■ TO DO
Extract, from the records beneath this instruction, each line that contains the word "JSON".

■ SOURCE MATERIAL
◇ ◇ ◇ ◇
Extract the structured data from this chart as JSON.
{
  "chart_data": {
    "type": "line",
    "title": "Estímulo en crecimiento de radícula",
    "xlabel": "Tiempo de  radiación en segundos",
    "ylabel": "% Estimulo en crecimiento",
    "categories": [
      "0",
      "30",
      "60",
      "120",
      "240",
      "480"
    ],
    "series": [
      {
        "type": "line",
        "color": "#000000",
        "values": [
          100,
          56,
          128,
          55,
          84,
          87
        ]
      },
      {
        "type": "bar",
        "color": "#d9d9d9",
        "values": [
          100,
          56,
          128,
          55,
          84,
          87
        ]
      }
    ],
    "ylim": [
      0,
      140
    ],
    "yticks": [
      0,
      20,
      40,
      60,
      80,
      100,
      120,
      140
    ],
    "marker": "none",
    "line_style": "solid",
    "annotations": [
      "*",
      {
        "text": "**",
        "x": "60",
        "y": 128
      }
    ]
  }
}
◇ ◇ ◇ ◇
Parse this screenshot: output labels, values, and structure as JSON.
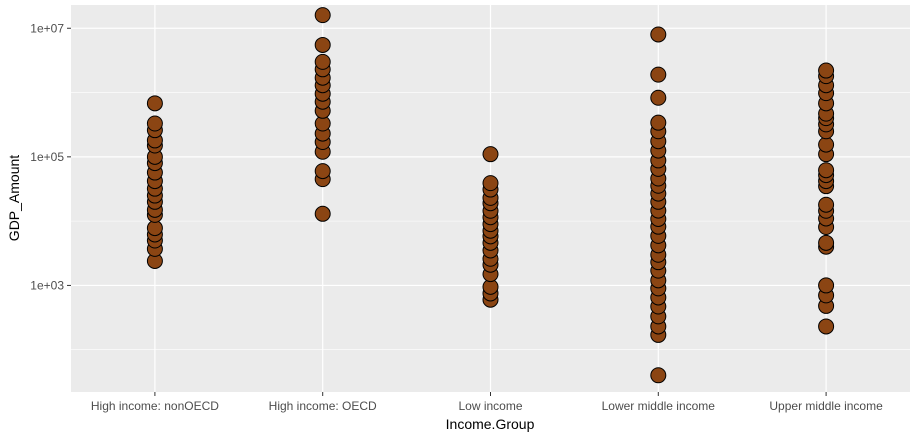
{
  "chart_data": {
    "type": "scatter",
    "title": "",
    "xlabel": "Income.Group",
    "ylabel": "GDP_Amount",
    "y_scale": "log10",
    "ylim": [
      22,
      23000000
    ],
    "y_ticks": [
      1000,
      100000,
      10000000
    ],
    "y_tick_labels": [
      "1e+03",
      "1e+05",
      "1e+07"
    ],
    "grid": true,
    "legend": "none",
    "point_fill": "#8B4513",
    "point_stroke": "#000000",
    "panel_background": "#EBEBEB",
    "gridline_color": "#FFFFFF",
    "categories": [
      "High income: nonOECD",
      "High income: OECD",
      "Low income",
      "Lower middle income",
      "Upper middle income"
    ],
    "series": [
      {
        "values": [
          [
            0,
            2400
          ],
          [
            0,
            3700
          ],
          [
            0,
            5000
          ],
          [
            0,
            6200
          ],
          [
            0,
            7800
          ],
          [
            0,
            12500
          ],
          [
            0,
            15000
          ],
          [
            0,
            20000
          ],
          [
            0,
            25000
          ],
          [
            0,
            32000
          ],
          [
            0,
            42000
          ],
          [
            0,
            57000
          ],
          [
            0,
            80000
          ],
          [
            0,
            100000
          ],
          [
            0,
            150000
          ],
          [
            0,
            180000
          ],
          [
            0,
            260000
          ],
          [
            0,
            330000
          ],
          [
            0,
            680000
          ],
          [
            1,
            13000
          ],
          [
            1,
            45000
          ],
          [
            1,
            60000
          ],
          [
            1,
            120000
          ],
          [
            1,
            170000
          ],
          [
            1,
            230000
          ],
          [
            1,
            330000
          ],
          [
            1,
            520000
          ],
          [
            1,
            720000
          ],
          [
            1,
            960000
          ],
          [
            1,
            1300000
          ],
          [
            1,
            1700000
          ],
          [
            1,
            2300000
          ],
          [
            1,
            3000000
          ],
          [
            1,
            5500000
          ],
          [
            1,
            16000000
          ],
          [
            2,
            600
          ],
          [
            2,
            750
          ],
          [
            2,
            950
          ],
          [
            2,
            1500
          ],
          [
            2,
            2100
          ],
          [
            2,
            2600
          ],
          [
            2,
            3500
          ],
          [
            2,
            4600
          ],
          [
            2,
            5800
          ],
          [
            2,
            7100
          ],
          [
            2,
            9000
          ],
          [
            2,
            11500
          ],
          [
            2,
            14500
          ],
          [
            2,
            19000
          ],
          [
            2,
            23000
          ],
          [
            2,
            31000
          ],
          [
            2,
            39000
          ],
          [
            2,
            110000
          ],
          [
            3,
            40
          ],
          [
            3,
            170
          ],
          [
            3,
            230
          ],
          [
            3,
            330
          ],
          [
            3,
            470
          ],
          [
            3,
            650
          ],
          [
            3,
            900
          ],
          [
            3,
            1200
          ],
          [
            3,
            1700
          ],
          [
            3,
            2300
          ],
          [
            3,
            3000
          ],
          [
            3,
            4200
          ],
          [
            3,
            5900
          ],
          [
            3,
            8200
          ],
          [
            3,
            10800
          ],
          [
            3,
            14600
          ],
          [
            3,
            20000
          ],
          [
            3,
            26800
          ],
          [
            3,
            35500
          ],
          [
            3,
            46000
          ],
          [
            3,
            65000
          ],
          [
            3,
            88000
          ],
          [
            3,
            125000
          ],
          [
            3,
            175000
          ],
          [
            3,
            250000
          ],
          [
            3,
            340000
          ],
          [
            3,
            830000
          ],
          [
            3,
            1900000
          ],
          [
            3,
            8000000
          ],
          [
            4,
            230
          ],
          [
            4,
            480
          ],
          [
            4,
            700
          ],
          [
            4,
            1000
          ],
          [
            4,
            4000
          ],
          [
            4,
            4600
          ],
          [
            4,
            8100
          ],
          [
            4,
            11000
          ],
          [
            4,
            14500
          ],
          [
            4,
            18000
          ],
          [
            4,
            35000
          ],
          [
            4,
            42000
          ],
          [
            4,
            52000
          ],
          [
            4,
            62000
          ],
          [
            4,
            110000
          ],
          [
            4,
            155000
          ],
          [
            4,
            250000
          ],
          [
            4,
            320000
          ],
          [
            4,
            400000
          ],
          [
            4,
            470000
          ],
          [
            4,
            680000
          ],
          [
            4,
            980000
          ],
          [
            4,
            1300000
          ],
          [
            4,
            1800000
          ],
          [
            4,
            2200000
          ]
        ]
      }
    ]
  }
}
◇ ◇ ◇ ◇
■ RESULT OF THE TASK
Extract the structured data from this chart as JSON.
Parse this screenshot: output labels, values, and structure as JSON.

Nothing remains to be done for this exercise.